[Records contained in a dataset]
--------------------
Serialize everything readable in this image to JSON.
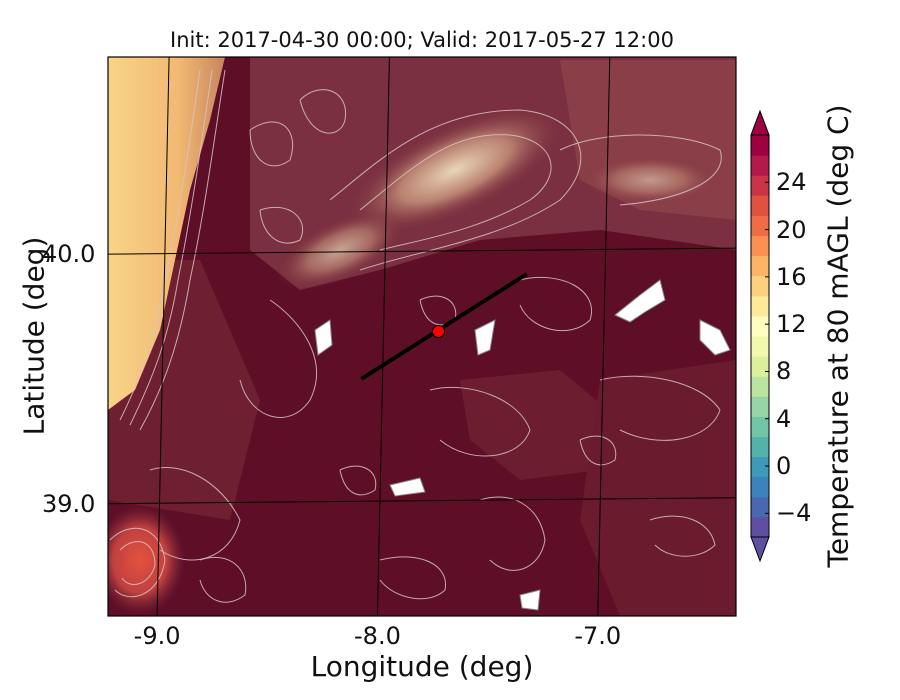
{
  "title": "Init: 2017-04-30 00:00; Valid: 2017-05-27 12:00",
  "map": {
    "xlabel": "Longitude (deg)",
    "ylabel": "Latitude (deg)",
    "xlim": [
      -9.25,
      -6.4
    ],
    "ylim": [
      38.55,
      40.79
    ],
    "xticks": [
      {
        "value": -9.0,
        "label": "-9.0"
      },
      {
        "value": -8.0,
        "label": "-8.0"
      },
      {
        "value": -7.0,
        "label": "-7.0"
      }
    ],
    "yticks": [
      {
        "value": 39.0,
        "label": "39.0"
      },
      {
        "value": 40.0,
        "label": "40.0"
      }
    ],
    "transect": {
      "start": [
        -8.1,
        39.5
      ],
      "end": [
        -7.35,
        39.92
      ],
      "color": "#000000"
    },
    "site_marker": {
      "lon": -7.75,
      "lat": 39.69,
      "color": "#ff0000"
    },
    "field_colors": {
      "warm": "#5e0e27",
      "mid": "#7a2a38",
      "cool": "#f7c77a",
      "ocean": "#f8d488",
      "hot_spot": "#e4523f"
    }
  },
  "colorbar": {
    "label": "Temperature at 80 mAGL (deg C)",
    "range": [
      -6,
      28
    ],
    "ticks": [
      {
        "value": -4,
        "label": "−4"
      },
      {
        "value": 0,
        "label": "0"
      },
      {
        "value": 4,
        "label": "4"
      },
      {
        "value": 8,
        "label": "8"
      },
      {
        "value": 12,
        "label": "12"
      },
      {
        "value": 16,
        "label": "16"
      },
      {
        "value": 20,
        "label": "20"
      },
      {
        "value": 24,
        "label": "24"
      }
    ],
    "colors": [
      "#5e4fa2",
      "#4a68ae",
      "#3a84bb",
      "#3d9ab8",
      "#52b3ad",
      "#71c6a5",
      "#98d5a4",
      "#bbe4a0",
      "#dcf09c",
      "#f3f9ac",
      "#fffebe",
      "#fee89a",
      "#fdd080",
      "#fdb466",
      "#f9904f",
      "#f06c44",
      "#e0513f",
      "#cb3448",
      "#b3194b",
      "#9e0142"
    ]
  }
}
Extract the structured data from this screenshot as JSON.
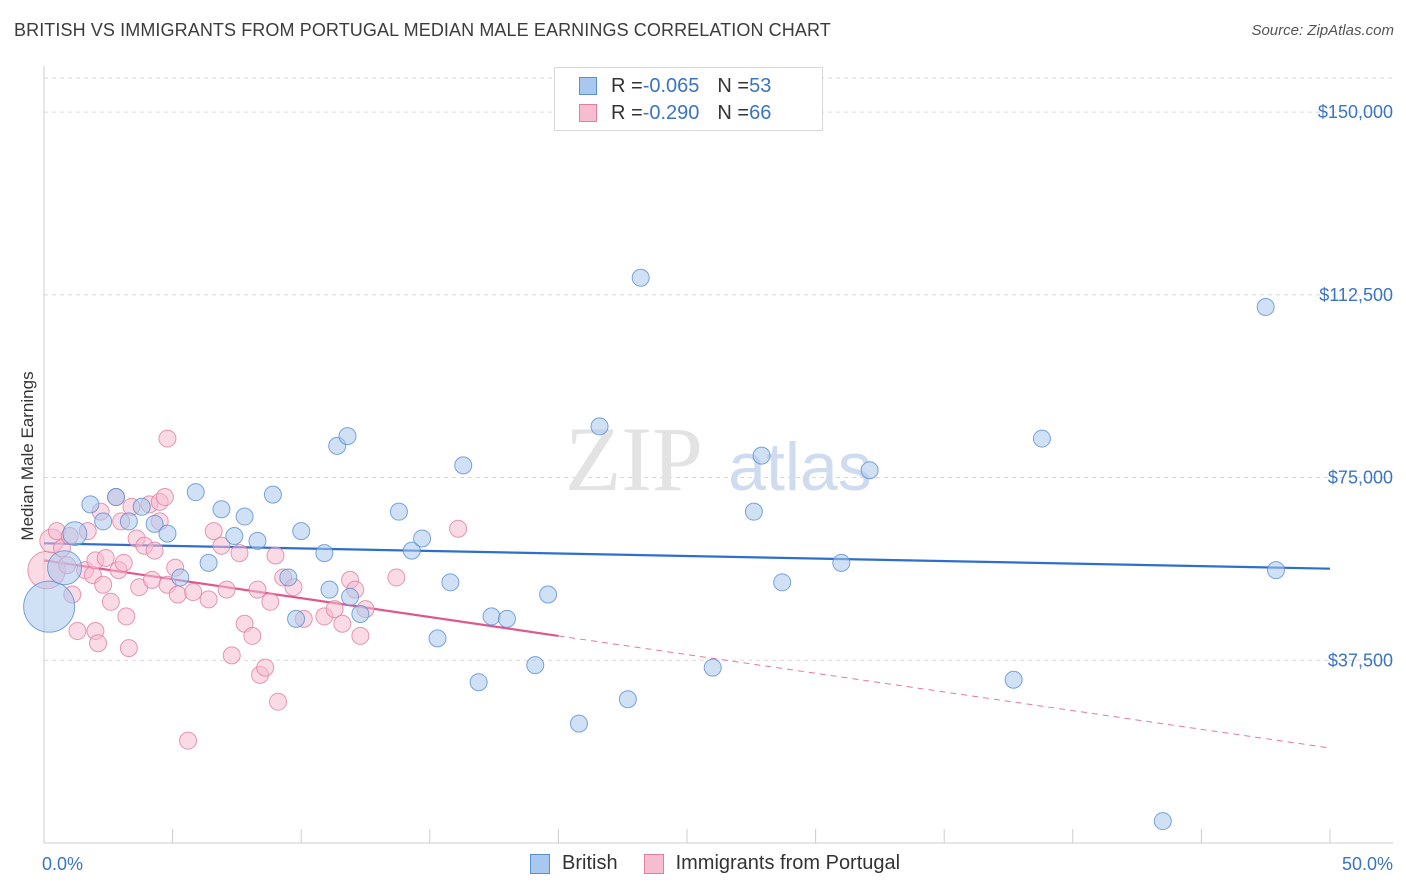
{
  "header": {
    "title": "BRITISH VS IMMIGRANTS FROM PORTUGAL MEDIAN MALE EARNINGS CORRELATION CHART",
    "source": "Source: ZipAtlas.com"
  },
  "watermark": {
    "zip": "ZIP",
    "atlas": "atlas"
  },
  "legend": {
    "rows": [
      {
        "r_label": "R = ",
        "r_value": "-0.065",
        "n_label": "N = ",
        "n_value": "53"
      },
      {
        "r_label": "R = ",
        "r_value": "-0.290",
        "n_label": "N = ",
        "n_value": "66"
      }
    ]
  },
  "bottom_legend": {
    "british": "British",
    "portugal": "Immigrants from Portugal"
  },
  "colors": {
    "british_fill": "#a9c8ef",
    "british_stroke": "#5b8fd4",
    "british_line": "#2f6fcb",
    "portugal_fill": "#f6bcd0",
    "portugal_stroke": "#e07fa2",
    "portugal_line": "#e0578a",
    "tick_text": "#3a74c4",
    "grid": "#d9d9d9"
  },
  "chart_data": {
    "type": "scatter",
    "title": "BRITISH VS IMMIGRANTS FROM PORTUGAL MEDIAN MALE EARNINGS CORRELATION CHART",
    "xlabel": "",
    "ylabel": "Median Male Earnings",
    "xlim": [
      0,
      50
    ],
    "ylim": [
      0,
      157000
    ],
    "x_tick_labels": [
      "0.0%",
      "50.0%"
    ],
    "y_ticks": [
      37500,
      75000,
      112500,
      150000
    ],
    "y_tick_labels": [
      "$37,500",
      "$75,000",
      "$112,500",
      "$150,000"
    ],
    "grid": "horizontal dashed",
    "legend_position": "top-center",
    "series": [
      {
        "name": "British",
        "r": -0.065,
        "n": 53,
        "trend": {
          "x": [
            0,
            50
          ],
          "y": [
            61500,
            56300
          ]
        },
        "points": [
          {
            "x": 0.2,
            "y": 48500,
            "s": 3
          },
          {
            "x": 0.8,
            "y": 56500,
            "s": 2
          },
          {
            "x": 1.2,
            "y": 63500,
            "s": 1.4
          },
          {
            "x": 1.8,
            "y": 69500,
            "s": 1
          },
          {
            "x": 2.3,
            "y": 66000,
            "s": 1
          },
          {
            "x": 2.8,
            "y": 71000,
            "s": 1
          },
          {
            "x": 3.3,
            "y": 66000,
            "s": 1
          },
          {
            "x": 3.8,
            "y": 69000,
            "s": 1
          },
          {
            "x": 4.3,
            "y": 65500,
            "s": 1
          },
          {
            "x": 4.8,
            "y": 63500,
            "s": 1
          },
          {
            "x": 5.3,
            "y": 54500,
            "s": 1
          },
          {
            "x": 5.9,
            "y": 72000,
            "s": 1
          },
          {
            "x": 6.4,
            "y": 57500,
            "s": 1
          },
          {
            "x": 6.9,
            "y": 68500,
            "s": 1
          },
          {
            "x": 7.4,
            "y": 63000,
            "s": 1
          },
          {
            "x": 7.8,
            "y": 67000,
            "s": 1
          },
          {
            "x": 8.3,
            "y": 62000,
            "s": 1
          },
          {
            "x": 8.9,
            "y": 71500,
            "s": 1
          },
          {
            "x": 9.5,
            "y": 54500,
            "s": 1
          },
          {
            "x": 9.8,
            "y": 46000,
            "s": 1
          },
          {
            "x": 10.0,
            "y": 64000,
            "s": 1
          },
          {
            "x": 10.9,
            "y": 59500,
            "s": 1
          },
          {
            "x": 11.1,
            "y": 52000,
            "s": 1
          },
          {
            "x": 11.4,
            "y": 81500,
            "s": 1
          },
          {
            "x": 11.8,
            "y": 83500,
            "s": 1
          },
          {
            "x": 11.9,
            "y": 50500,
            "s": 1
          },
          {
            "x": 12.3,
            "y": 47000,
            "s": 1
          },
          {
            "x": 13.8,
            "y": 68000,
            "s": 1
          },
          {
            "x": 14.3,
            "y": 60000,
            "s": 1
          },
          {
            "x": 14.7,
            "y": 62500,
            "s": 1
          },
          {
            "x": 15.3,
            "y": 42000,
            "s": 1
          },
          {
            "x": 15.8,
            "y": 53500,
            "s": 1
          },
          {
            "x": 16.3,
            "y": 77500,
            "s": 1
          },
          {
            "x": 16.9,
            "y": 33000,
            "s": 1
          },
          {
            "x": 17.4,
            "y": 46500,
            "s": 1
          },
          {
            "x": 18.0,
            "y": 46000,
            "s": 1
          },
          {
            "x": 19.1,
            "y": 36500,
            "s": 1
          },
          {
            "x": 19.6,
            "y": 51000,
            "s": 1
          },
          {
            "x": 20.8,
            "y": 24500,
            "s": 1
          },
          {
            "x": 21.6,
            "y": 85500,
            "s": 1
          },
          {
            "x": 22.7,
            "y": 29500,
            "s": 1
          },
          {
            "x": 23.2,
            "y": 116000,
            "s": 1
          },
          {
            "x": 26.0,
            "y": 36000,
            "s": 1
          },
          {
            "x": 27.6,
            "y": 68000,
            "s": 1
          },
          {
            "x": 27.9,
            "y": 79500,
            "s": 1
          },
          {
            "x": 28.7,
            "y": 53500,
            "s": 1
          },
          {
            "x": 31.0,
            "y": 57500,
            "s": 1
          },
          {
            "x": 32.1,
            "y": 76500,
            "s": 1
          },
          {
            "x": 37.7,
            "y": 33500,
            "s": 1
          },
          {
            "x": 38.8,
            "y": 83000,
            "s": 1
          },
          {
            "x": 43.5,
            "y": 4500,
            "s": 1
          },
          {
            "x": 47.5,
            "y": 110000,
            "s": 1
          },
          {
            "x": 47.9,
            "y": 56000,
            "s": 1
          }
        ]
      },
      {
        "name": "Immigrants from Portugal",
        "r": -0.29,
        "n": 66,
        "trend": {
          "x": [
            0,
            20
          ],
          "y": [
            58000,
            42500
          ],
          "dashed_to": {
            "x": 50,
            "y": 19500
          }
        },
        "points": [
          {
            "x": 0.1,
            "y": 56000,
            "s": 2.2
          },
          {
            "x": 0.3,
            "y": 62000,
            "s": 1.4
          },
          {
            "x": 0.5,
            "y": 64000,
            "s": 1
          },
          {
            "x": 0.7,
            "y": 60500,
            "s": 1
          },
          {
            "x": 0.9,
            "y": 57000,
            "s": 1
          },
          {
            "x": 1.1,
            "y": 51000,
            "s": 1
          },
          {
            "x": 1.3,
            "y": 43500,
            "s": 1
          },
          {
            "x": 1.6,
            "y": 56000,
            "s": 1
          },
          {
            "x": 1.7,
            "y": 64000,
            "s": 1
          },
          {
            "x": 1.9,
            "y": 55000,
            "s": 1
          },
          {
            "x": 2.0,
            "y": 58000,
            "s": 1
          },
          {
            "x": 2.0,
            "y": 43500,
            "s": 1
          },
          {
            "x": 2.1,
            "y": 41000,
            "s": 1
          },
          {
            "x": 2.3,
            "y": 53000,
            "s": 1
          },
          {
            "x": 2.4,
            "y": 58500,
            "s": 1
          },
          {
            "x": 2.6,
            "y": 49500,
            "s": 1
          },
          {
            "x": 2.8,
            "y": 71000,
            "s": 1
          },
          {
            "x": 2.9,
            "y": 56000,
            "s": 1
          },
          {
            "x": 3.1,
            "y": 57500,
            "s": 1
          },
          {
            "x": 3.2,
            "y": 46500,
            "s": 1
          },
          {
            "x": 3.3,
            "y": 40000,
            "s": 1
          },
          {
            "x": 3.4,
            "y": 69000,
            "s": 1
          },
          {
            "x": 3.6,
            "y": 62500,
            "s": 1
          },
          {
            "x": 3.7,
            "y": 52500,
            "s": 1
          },
          {
            "x": 3.9,
            "y": 61000,
            "s": 1
          },
          {
            "x": 4.1,
            "y": 69500,
            "s": 1
          },
          {
            "x": 4.2,
            "y": 54000,
            "s": 1
          },
          {
            "x": 4.3,
            "y": 60000,
            "s": 1
          },
          {
            "x": 4.5,
            "y": 66000,
            "s": 1
          },
          {
            "x": 4.5,
            "y": 70000,
            "s": 1
          },
          {
            "x": 4.7,
            "y": 71000,
            "s": 1
          },
          {
            "x": 4.8,
            "y": 83000,
            "s": 1
          },
          {
            "x": 4.8,
            "y": 53000,
            "s": 1
          },
          {
            "x": 5.1,
            "y": 56500,
            "s": 1
          },
          {
            "x": 5.2,
            "y": 51000,
            "s": 1
          },
          {
            "x": 5.6,
            "y": 21000,
            "s": 1
          },
          {
            "x": 5.8,
            "y": 51500,
            "s": 1
          },
          {
            "x": 6.4,
            "y": 50000,
            "s": 1
          },
          {
            "x": 6.6,
            "y": 64000,
            "s": 1
          },
          {
            "x": 6.9,
            "y": 61000,
            "s": 1
          },
          {
            "x": 7.1,
            "y": 52000,
            "s": 1
          },
          {
            "x": 7.3,
            "y": 38500,
            "s": 1
          },
          {
            "x": 7.6,
            "y": 59500,
            "s": 1
          },
          {
            "x": 7.8,
            "y": 45000,
            "s": 1
          },
          {
            "x": 8.1,
            "y": 42500,
            "s": 1
          },
          {
            "x": 8.3,
            "y": 52000,
            "s": 1
          },
          {
            "x": 8.4,
            "y": 34500,
            "s": 1
          },
          {
            "x": 8.6,
            "y": 36000,
            "s": 1
          },
          {
            "x": 8.8,
            "y": 49500,
            "s": 1
          },
          {
            "x": 9.0,
            "y": 59000,
            "s": 1
          },
          {
            "x": 9.1,
            "y": 29000,
            "s": 1
          },
          {
            "x": 9.3,
            "y": 54500,
            "s": 1
          },
          {
            "x": 9.7,
            "y": 52500,
            "s": 1
          },
          {
            "x": 10.1,
            "y": 46000,
            "s": 1
          },
          {
            "x": 10.9,
            "y": 46500,
            "s": 1
          },
          {
            "x": 11.3,
            "y": 48000,
            "s": 1
          },
          {
            "x": 11.6,
            "y": 45000,
            "s": 1
          },
          {
            "x": 11.9,
            "y": 54000,
            "s": 1
          },
          {
            "x": 12.1,
            "y": 52000,
            "s": 1
          },
          {
            "x": 12.3,
            "y": 42500,
            "s": 1
          },
          {
            "x": 12.5,
            "y": 48000,
            "s": 1
          },
          {
            "x": 13.7,
            "y": 54500,
            "s": 1
          },
          {
            "x": 16.1,
            "y": 64500,
            "s": 1
          },
          {
            "x": 1.0,
            "y": 63000,
            "s": 1
          },
          {
            "x": 2.2,
            "y": 68000,
            "s": 1
          },
          {
            "x": 3.0,
            "y": 66000,
            "s": 1
          }
        ]
      }
    ]
  }
}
--------------------
GIVEN REQUEST:
Search the data above for the string "JSON" and copy each line that has it.

SOLUTION BELOW:
Serialize everything readable in this image to JSON.
Extract the structured data from this screenshot as JSON.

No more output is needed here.